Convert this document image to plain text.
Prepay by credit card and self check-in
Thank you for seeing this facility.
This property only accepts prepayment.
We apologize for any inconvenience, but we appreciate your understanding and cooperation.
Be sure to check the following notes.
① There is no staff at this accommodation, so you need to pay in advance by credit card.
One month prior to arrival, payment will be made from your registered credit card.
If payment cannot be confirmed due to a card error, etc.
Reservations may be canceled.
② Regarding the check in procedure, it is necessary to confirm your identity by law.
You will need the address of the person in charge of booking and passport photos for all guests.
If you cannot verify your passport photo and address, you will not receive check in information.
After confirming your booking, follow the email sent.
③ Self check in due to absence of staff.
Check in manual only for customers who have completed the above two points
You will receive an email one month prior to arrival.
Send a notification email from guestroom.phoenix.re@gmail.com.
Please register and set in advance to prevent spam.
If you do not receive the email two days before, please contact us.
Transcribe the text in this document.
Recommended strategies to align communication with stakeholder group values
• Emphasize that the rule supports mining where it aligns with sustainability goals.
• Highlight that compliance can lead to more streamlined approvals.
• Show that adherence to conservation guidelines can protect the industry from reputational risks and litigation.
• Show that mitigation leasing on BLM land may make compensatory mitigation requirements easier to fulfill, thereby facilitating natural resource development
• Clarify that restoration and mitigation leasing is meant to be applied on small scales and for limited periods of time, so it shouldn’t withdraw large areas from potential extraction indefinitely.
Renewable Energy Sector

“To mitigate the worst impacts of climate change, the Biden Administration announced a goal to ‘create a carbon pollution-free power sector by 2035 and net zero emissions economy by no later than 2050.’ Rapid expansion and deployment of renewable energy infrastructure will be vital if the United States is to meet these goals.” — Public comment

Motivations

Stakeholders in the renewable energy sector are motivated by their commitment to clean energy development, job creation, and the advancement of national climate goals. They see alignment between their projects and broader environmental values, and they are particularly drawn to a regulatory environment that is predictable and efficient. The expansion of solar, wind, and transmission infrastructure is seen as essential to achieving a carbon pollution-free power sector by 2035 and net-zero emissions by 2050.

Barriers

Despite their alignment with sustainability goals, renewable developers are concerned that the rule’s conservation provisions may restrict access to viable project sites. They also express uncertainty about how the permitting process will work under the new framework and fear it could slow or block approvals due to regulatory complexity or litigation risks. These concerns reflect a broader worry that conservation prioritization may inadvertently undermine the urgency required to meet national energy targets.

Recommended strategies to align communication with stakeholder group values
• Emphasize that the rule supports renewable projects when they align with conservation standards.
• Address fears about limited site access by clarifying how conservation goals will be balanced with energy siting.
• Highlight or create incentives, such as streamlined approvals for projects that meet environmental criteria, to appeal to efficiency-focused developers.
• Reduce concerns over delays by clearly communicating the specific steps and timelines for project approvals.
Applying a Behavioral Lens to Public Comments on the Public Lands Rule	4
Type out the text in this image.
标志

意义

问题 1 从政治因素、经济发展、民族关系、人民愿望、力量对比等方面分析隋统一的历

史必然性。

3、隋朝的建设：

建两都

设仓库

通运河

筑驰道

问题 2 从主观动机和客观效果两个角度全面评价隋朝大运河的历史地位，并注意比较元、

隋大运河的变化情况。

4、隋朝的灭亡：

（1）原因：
==
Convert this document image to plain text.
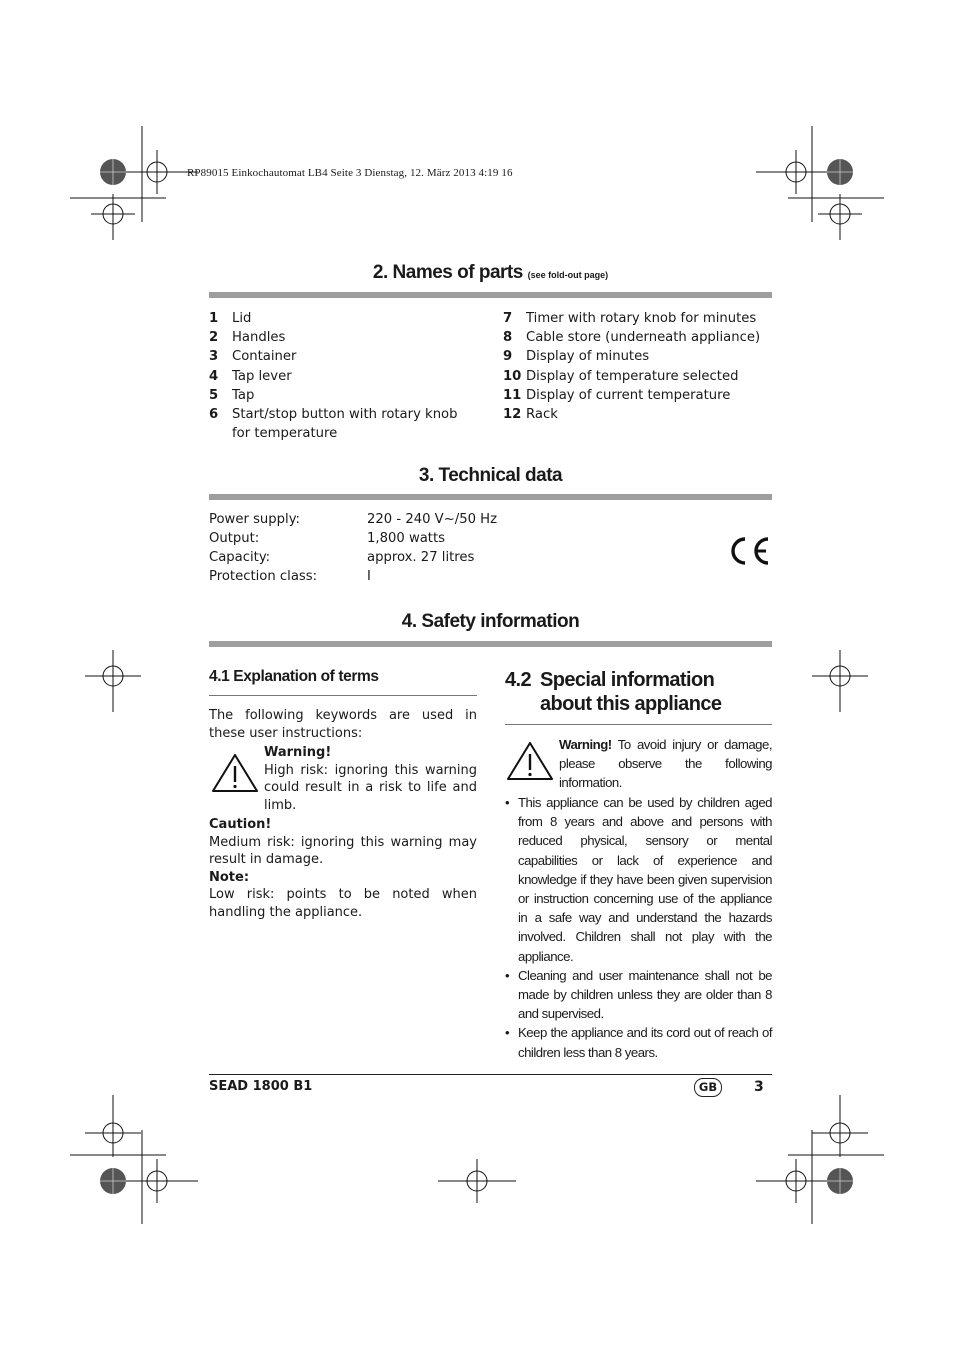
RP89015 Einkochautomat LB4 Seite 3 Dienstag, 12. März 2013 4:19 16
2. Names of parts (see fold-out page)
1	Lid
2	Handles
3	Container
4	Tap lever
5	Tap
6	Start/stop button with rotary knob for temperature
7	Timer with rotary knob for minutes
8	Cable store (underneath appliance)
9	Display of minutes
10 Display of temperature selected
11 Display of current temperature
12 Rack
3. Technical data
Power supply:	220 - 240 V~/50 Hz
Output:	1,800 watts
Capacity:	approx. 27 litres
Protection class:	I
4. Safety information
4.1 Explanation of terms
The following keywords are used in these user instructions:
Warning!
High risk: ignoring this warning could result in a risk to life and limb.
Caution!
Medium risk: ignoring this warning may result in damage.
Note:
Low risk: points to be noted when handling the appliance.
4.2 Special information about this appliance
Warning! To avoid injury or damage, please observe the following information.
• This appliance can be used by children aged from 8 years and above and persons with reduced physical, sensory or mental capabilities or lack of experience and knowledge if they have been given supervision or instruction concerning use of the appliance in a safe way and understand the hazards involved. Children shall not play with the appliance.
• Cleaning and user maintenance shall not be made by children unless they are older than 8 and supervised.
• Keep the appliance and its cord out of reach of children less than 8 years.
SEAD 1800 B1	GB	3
* * *
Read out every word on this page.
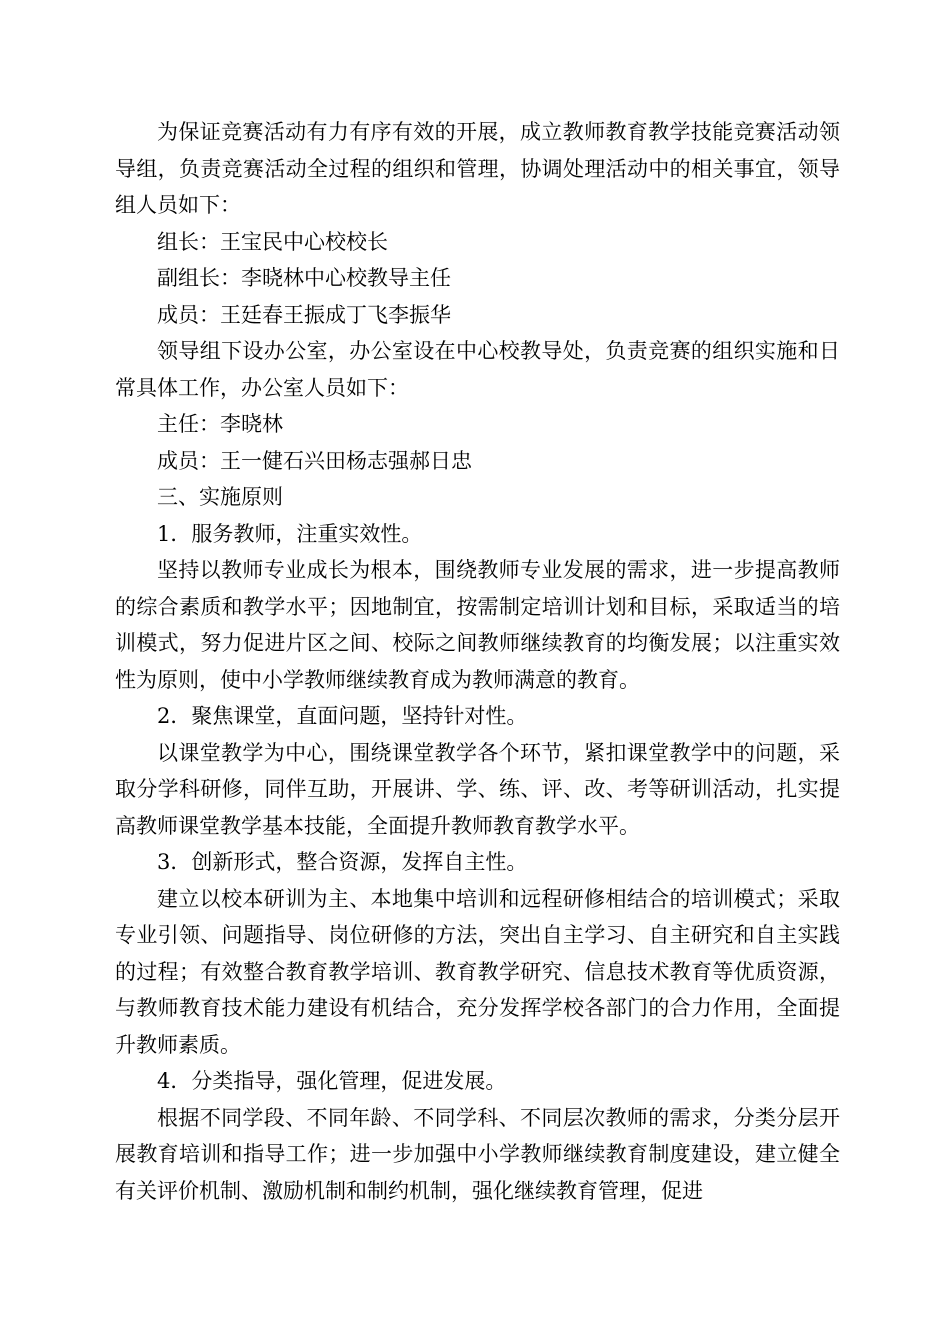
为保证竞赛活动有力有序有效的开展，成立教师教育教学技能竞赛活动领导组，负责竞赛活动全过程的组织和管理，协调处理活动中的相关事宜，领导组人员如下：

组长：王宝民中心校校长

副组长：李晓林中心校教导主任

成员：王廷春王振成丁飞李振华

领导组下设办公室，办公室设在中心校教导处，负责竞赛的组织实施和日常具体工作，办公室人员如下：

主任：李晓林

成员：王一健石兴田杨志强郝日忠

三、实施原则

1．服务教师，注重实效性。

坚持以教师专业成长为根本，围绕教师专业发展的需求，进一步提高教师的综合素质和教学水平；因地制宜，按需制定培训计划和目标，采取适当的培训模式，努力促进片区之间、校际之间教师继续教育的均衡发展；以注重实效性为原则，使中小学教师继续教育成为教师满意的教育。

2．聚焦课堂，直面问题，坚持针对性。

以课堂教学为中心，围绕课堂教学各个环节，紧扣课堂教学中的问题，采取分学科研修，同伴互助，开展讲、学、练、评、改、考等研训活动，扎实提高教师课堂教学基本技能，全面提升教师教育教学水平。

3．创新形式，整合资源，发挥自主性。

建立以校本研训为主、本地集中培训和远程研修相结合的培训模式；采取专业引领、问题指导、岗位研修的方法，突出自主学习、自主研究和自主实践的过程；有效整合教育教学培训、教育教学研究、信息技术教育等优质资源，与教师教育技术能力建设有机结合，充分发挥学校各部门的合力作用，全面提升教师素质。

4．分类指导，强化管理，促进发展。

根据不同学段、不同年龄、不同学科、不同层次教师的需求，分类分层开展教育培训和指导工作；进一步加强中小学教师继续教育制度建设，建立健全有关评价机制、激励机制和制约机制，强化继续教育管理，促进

> _Prompt_: Pull out every line holding "regulatory" from the records above, and copy it.

> _Task output_:
Stakeholders in the renewable energy sector are motivated by their commitment to clean energy development, job creation, and the advancement of national climate goals. They see alignment between their projects and broader environmental values, and they are particularly drawn to a regulatory environment that is predictable and efficient. The expansion of solar, wind, and transmission infrastructure is seen as essential to achieving a carbon pollution-free power sector by 2035 and net-zero emissions by 2050.
Despite their alignment with sustainability goals, renewable developers are concerned that the rule’s conservation provisions may restrict access to viable project sites. They also express uncertainty about how the permitting process will work under the new framework and fear it could slow or block approvals due to regulatory complexity or litigation risks. These concerns reflect a broader worry that conservation prioritization may inadvertently undermine the urgency required to meet national energy targets.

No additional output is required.